WHAT NEEDS TO BE DONE:
Copy each line of the records that contains the word "name".

THE INPUT:
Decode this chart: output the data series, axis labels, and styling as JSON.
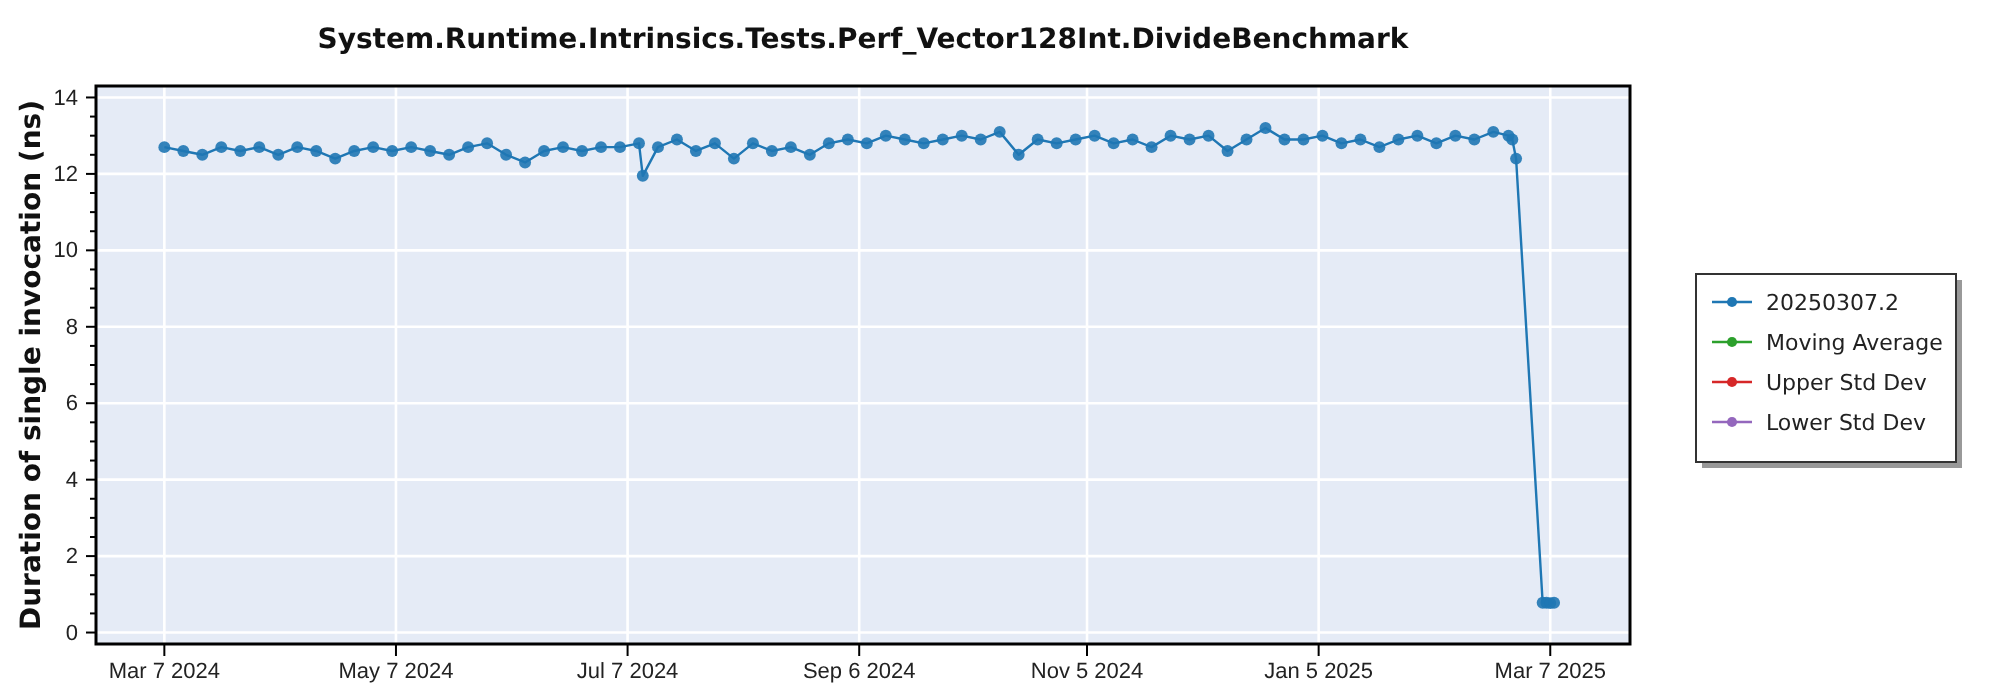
{
  "chart_data": {
    "type": "line",
    "title": "System.Runtime.Intrinsics.Tests.Perf_Vector128Int.DivideBenchmark",
    "ylabel": "Duration of single invocation (ns)",
    "xlim": [
      "2024-02-18",
      "2025-03-28"
    ],
    "ylim": [
      -0.3,
      14.3
    ],
    "xticks": [
      {
        "value": "2024-03-07",
        "label": "Mar 7 2024"
      },
      {
        "value": "2024-05-07",
        "label": "May 7 2024"
      },
      {
        "value": "2024-07-07",
        "label": "Jul 7 2024"
      },
      {
        "value": "2024-09-06",
        "label": "Sep 6 2024"
      },
      {
        "value": "2024-11-05",
        "label": "Nov 5 2024"
      },
      {
        "value": "2025-01-05",
        "label": "Jan 5 2025"
      },
      {
        "value": "2025-03-07",
        "label": "Mar 7 2025"
      }
    ],
    "yticks": [
      0,
      {
        "value": 0.5,
        "label": null
      },
      {
        "value": 1,
        "label": null
      },
      {
        "value": 1.5,
        "label": null
      },
      2,
      {
        "value": 2.5,
        "label": null
      },
      {
        "value": 3,
        "label": null
      },
      {
        "value": 3.5,
        "label": null
      },
      4,
      {
        "value": 4.5,
        "label": null
      },
      {
        "value": 5,
        "label": null
      },
      {
        "value": 5.5,
        "label": null
      },
      6,
      {
        "value": 6.5,
        "label": null
      },
      {
        "value": 7,
        "label": null
      },
      {
        "value": 7.5,
        "label": null
      },
      8,
      {
        "value": 8.5,
        "label": null
      },
      {
        "value": 9,
        "label": null
      },
      {
        "value": 9.5,
        "label": null
      },
      10,
      {
        "value": 10.5,
        "label": null
      },
      {
        "value": 11,
        "label": null
      },
      {
        "value": 11.5,
        "label": null
      },
      12,
      {
        "value": 12.5,
        "label": null
      },
      {
        "value": 13,
        "label": null
      },
      {
        "value": 13.5,
        "label": null
      },
      14
    ],
    "grid": true,
    "legend": "right",
    "marker": "circle",
    "line_style": "solid",
    "series": [
      {
        "name": "20250307.2",
        "color": "#1f77b4",
        "x": [
          "2024-03-07",
          "2024-03-12",
          "2024-03-17",
          "2024-03-22",
          "2024-03-27",
          "2024-04-01",
          "2024-04-06",
          "2024-04-11",
          "2024-04-16",
          "2024-04-21",
          "2024-04-26",
          "2024-05-01",
          "2024-05-06",
          "2024-05-11",
          "2024-05-16",
          "2024-05-21",
          "2024-05-26",
          "2024-05-31",
          "2024-06-05",
          "2024-06-10",
          "2024-06-15",
          "2024-06-20",
          "2024-06-25",
          "2024-06-30",
          "2024-07-05",
          "2024-07-10",
          "2024-07-11",
          "2024-07-15",
          "2024-07-20",
          "2024-07-25",
          "2024-07-30",
          "2024-08-04",
          "2024-08-09",
          "2024-08-14",
          "2024-08-19",
          "2024-08-24",
          "2024-08-29",
          "2024-09-03",
          "2024-09-08",
          "2024-09-13",
          "2024-09-18",
          "2024-09-23",
          "2024-09-28",
          "2024-10-03",
          "2024-10-08",
          "2024-10-13",
          "2024-10-18",
          "2024-10-23",
          "2024-10-28",
          "2024-11-02",
          "2024-11-07",
          "2024-11-12",
          "2024-11-17",
          "2024-11-22",
          "2024-11-27",
          "2024-12-02",
          "2024-12-07",
          "2024-12-12",
          "2024-12-17",
          "2024-12-22",
          "2024-12-27",
          "2025-01-01",
          "2025-01-06",
          "2025-01-11",
          "2025-01-16",
          "2025-01-21",
          "2025-01-26",
          "2025-01-31",
          "2025-02-05",
          "2025-02-10",
          "2025-02-15",
          "2025-02-20",
          "2025-02-24",
          "2025-02-25",
          "2025-02-26",
          "2025-03-05",
          "2025-03-06",
          "2025-03-07",
          "2025-03-08"
        ],
        "values": [
          12.7,
          12.6,
          12.5,
          12.7,
          12.6,
          12.7,
          12.5,
          12.7,
          12.6,
          12.4,
          12.6,
          12.7,
          12.6,
          12.7,
          12.6,
          12.5,
          12.7,
          12.8,
          12.5,
          12.3,
          12.6,
          12.7,
          12.6,
          12.7,
          12.7,
          12.8,
          11.95,
          12.7,
          12.9,
          12.6,
          12.8,
          12.4,
          12.8,
          12.6,
          12.7,
          12.5,
          12.8,
          12.9,
          12.8,
          13.0,
          12.9,
          12.8,
          12.9,
          13.0,
          12.9,
          13.1,
          12.5,
          12.9,
          12.8,
          12.9,
          13.0,
          12.8,
          12.9,
          12.7,
          13.0,
          12.9,
          13.0,
          12.6,
          12.9,
          13.2,
          12.9,
          12.9,
          13.0,
          12.8,
          12.9,
          12.7,
          12.9,
          13.0,
          12.8,
          13.0,
          12.9,
          13.1,
          13.0,
          12.9,
          12.4,
          0.78,
          0.78,
          0.77,
          0.78
        ]
      },
      {
        "name": "Moving Average",
        "color": "#2ca02c"
      },
      {
        "name": "Upper Std Dev",
        "color": "#d62728"
      },
      {
        "name": "Lower Std Dev",
        "color": "#9467bd"
      }
    ]
  }
}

RESULT OF THIS EXERCISE:
        "name": "20250307.2",
        "name": "Moving Average",
        "name": "Upper Std Dev",
        "name": "Lower Std Dev",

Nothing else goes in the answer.